Prompt: Copy out the entries below precisely; nothing is to be omitted.

----

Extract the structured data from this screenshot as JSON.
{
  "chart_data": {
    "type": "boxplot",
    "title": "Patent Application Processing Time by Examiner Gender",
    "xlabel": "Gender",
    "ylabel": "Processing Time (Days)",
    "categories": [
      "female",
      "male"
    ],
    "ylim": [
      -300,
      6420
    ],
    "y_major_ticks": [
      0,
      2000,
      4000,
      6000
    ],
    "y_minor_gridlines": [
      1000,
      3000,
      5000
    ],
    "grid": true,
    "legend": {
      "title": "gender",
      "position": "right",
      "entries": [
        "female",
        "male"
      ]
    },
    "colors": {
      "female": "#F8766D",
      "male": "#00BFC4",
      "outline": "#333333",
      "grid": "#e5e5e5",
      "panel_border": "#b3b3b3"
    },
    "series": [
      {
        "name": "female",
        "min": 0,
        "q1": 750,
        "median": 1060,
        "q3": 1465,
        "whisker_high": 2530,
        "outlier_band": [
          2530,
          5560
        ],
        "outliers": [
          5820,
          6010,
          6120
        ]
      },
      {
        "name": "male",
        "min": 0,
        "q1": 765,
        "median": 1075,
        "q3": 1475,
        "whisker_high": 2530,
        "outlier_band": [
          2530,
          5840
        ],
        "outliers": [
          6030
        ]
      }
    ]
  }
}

----

The solution:
Extract the structured data from this screenshot as JSON.
{
  "chart_data": {
    "type": "boxplot",
    "title": "Patent Application Processing Time by Examiner Gender",
    "xlabel": "Gender",
    "ylabel": "Processing Time (Days)",
    "categories": [
      "female",
      "male"
    ],
    "ylim": [
      -300,
      6420
    ],
    "y_major_ticks": [
      0,
      2000,
      4000,
      6000
    ],
    "y_minor_gridlines": [
      1000,
      3000,
      5000
    ],
    "grid": true,
    "legend": {
      "title": "gender",
      "position": "right",
      "entries": [
        "female",
        "male"
      ]
    },
    "colors": {
      "female": "#F8766D",
      "male": "#00BFC4",
      "outline": "#333333",
      "grid": "#e5e5e5",
      "panel_border": "#b3b3b3"
    },
    "series": [
      {
        "name": "female",
        "min": 0,
        "q1": 750,
        "median": 1060,
        "q3": 1465,
        "whisker_high": 2530,
        "outlier_band": [
          2530,
          5560
        ],
        "outliers": [
          5820,
          6010,
          6120
        ]
      },
      {
        "name": "male",
        "min": 0,
        "q1": 765,
        "median": 1075,
        "q3": 1475,
        "whisker_high": 2530,
        "outlier_band": [
          2530,
          5840
        ],
        "outliers": [
          6030
        ]
      }
    ]
  }
}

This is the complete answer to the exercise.